_Exercise requirements:_ Show each line that has the string "document" in it.

[Data entries]
- - - -

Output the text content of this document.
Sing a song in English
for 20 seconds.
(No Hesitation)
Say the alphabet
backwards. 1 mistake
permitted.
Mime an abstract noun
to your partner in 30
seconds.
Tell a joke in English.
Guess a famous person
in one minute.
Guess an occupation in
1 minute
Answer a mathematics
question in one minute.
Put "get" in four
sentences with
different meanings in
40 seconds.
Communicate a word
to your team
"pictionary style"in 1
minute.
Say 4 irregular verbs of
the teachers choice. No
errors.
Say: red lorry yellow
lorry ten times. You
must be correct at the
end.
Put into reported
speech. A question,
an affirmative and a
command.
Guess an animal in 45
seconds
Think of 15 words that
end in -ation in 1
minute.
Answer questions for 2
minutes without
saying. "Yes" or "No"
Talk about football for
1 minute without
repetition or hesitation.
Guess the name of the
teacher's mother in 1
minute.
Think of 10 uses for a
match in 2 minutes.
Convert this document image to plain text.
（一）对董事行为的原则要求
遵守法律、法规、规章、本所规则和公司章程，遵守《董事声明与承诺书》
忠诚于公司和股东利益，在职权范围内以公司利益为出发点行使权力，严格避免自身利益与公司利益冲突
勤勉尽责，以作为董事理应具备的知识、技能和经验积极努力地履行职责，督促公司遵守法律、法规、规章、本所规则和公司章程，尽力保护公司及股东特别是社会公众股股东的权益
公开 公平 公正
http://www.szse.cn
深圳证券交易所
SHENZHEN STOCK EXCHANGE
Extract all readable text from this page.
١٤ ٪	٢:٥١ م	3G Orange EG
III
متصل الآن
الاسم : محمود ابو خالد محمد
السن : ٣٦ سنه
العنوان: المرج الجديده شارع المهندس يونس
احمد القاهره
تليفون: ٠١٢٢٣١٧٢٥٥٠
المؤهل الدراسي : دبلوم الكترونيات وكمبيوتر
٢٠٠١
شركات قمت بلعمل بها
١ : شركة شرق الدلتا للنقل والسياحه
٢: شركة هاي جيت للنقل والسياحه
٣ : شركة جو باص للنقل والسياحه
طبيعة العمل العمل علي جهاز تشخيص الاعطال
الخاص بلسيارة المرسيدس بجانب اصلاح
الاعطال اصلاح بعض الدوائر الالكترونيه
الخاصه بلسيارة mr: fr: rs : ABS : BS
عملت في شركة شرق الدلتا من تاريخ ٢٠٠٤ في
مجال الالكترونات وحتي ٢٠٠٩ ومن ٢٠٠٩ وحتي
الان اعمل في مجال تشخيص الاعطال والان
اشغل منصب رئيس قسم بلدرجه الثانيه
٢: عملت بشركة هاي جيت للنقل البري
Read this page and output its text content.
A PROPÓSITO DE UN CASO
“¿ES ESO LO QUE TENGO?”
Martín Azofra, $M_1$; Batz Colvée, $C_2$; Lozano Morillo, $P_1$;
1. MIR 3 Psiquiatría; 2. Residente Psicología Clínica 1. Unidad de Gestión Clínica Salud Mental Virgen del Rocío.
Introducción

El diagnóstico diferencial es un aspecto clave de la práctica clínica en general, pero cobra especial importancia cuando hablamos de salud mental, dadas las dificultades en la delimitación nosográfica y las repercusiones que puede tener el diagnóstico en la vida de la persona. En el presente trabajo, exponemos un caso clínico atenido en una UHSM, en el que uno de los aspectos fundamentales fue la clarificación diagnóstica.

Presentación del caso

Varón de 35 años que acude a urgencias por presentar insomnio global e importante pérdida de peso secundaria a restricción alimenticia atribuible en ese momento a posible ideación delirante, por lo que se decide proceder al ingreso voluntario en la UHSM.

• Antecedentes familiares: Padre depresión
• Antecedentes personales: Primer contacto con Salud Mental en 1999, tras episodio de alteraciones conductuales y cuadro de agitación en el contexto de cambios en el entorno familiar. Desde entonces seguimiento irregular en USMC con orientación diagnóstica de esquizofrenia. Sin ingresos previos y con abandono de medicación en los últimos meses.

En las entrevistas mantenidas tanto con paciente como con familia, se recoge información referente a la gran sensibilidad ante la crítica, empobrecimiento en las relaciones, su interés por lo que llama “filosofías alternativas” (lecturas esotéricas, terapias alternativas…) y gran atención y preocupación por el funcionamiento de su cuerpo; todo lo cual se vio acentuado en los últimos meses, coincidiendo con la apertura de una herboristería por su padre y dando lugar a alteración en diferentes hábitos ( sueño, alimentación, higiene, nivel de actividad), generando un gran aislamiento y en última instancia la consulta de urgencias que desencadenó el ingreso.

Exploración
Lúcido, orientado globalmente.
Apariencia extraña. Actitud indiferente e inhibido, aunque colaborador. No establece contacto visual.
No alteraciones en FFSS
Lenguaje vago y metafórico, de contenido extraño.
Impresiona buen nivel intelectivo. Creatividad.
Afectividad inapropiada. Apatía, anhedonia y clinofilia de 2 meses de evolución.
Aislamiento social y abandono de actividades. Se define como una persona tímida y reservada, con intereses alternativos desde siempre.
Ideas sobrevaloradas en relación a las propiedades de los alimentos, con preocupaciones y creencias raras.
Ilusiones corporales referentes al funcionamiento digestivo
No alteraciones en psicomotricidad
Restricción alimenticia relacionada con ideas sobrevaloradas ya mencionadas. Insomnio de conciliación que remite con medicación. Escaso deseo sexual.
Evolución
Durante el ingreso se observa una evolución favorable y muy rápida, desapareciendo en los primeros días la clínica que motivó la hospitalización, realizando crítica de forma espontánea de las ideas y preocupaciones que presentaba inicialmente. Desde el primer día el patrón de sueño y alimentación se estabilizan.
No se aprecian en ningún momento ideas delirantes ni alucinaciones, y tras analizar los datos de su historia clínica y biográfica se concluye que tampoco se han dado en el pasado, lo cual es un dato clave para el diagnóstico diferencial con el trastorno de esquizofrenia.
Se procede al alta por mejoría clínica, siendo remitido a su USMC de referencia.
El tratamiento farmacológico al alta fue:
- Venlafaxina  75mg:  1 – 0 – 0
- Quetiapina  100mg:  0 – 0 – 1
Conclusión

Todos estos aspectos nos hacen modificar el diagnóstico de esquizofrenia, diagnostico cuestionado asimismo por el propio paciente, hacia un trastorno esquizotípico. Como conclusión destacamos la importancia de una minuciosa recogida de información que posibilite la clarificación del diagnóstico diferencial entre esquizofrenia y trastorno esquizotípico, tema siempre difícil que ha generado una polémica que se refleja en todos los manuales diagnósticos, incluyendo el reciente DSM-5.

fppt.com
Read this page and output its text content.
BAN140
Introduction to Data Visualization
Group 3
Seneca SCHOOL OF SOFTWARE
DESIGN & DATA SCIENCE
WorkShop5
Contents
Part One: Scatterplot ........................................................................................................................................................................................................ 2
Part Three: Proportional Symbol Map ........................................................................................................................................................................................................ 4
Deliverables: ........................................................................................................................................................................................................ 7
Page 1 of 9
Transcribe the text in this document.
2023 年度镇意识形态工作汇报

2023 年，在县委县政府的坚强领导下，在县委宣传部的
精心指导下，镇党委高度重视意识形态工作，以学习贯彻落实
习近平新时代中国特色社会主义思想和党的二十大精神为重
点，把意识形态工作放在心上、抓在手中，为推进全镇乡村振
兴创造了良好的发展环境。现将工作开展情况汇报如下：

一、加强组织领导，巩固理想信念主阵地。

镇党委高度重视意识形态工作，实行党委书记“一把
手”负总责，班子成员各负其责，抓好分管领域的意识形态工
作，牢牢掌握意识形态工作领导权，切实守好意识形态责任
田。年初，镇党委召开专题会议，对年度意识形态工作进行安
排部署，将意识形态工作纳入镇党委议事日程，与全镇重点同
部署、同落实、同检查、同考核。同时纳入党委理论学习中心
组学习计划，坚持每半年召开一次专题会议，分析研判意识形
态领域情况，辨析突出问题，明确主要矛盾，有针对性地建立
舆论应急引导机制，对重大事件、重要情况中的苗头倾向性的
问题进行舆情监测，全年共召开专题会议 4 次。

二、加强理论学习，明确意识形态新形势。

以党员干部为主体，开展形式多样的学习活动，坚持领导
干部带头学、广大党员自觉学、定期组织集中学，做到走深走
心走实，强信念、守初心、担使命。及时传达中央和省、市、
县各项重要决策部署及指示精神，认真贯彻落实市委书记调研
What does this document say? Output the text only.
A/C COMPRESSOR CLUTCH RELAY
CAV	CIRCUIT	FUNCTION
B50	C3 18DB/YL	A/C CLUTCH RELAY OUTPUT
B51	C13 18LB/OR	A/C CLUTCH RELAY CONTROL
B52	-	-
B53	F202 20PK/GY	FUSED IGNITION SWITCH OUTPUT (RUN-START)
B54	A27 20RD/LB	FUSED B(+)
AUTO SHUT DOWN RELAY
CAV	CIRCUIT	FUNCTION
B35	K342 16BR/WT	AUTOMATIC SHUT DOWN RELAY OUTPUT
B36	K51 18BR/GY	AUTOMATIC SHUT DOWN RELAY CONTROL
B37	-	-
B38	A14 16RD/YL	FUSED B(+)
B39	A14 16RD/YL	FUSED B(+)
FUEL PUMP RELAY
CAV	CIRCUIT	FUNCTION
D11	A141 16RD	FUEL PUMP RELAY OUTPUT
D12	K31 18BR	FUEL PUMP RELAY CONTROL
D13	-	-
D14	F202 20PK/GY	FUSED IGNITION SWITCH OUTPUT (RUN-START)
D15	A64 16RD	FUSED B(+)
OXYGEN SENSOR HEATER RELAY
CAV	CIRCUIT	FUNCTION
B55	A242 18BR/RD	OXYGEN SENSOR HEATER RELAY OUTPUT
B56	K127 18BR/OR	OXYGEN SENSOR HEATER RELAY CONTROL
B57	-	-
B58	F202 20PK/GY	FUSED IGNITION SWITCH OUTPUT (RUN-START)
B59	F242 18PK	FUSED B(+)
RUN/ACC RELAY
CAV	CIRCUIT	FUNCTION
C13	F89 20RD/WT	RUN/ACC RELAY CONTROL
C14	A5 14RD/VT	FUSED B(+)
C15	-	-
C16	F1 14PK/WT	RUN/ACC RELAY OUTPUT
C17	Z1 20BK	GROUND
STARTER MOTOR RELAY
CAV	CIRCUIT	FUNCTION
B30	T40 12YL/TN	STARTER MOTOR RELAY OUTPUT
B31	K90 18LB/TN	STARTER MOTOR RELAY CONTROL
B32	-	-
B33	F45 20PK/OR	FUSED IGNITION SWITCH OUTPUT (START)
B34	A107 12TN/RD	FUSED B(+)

- - - -

_Answer to the problem:_
Output the text content of this document.
Convert this document image to plain text.
Transcribe the text in this document.
What does this document say? Output the text only.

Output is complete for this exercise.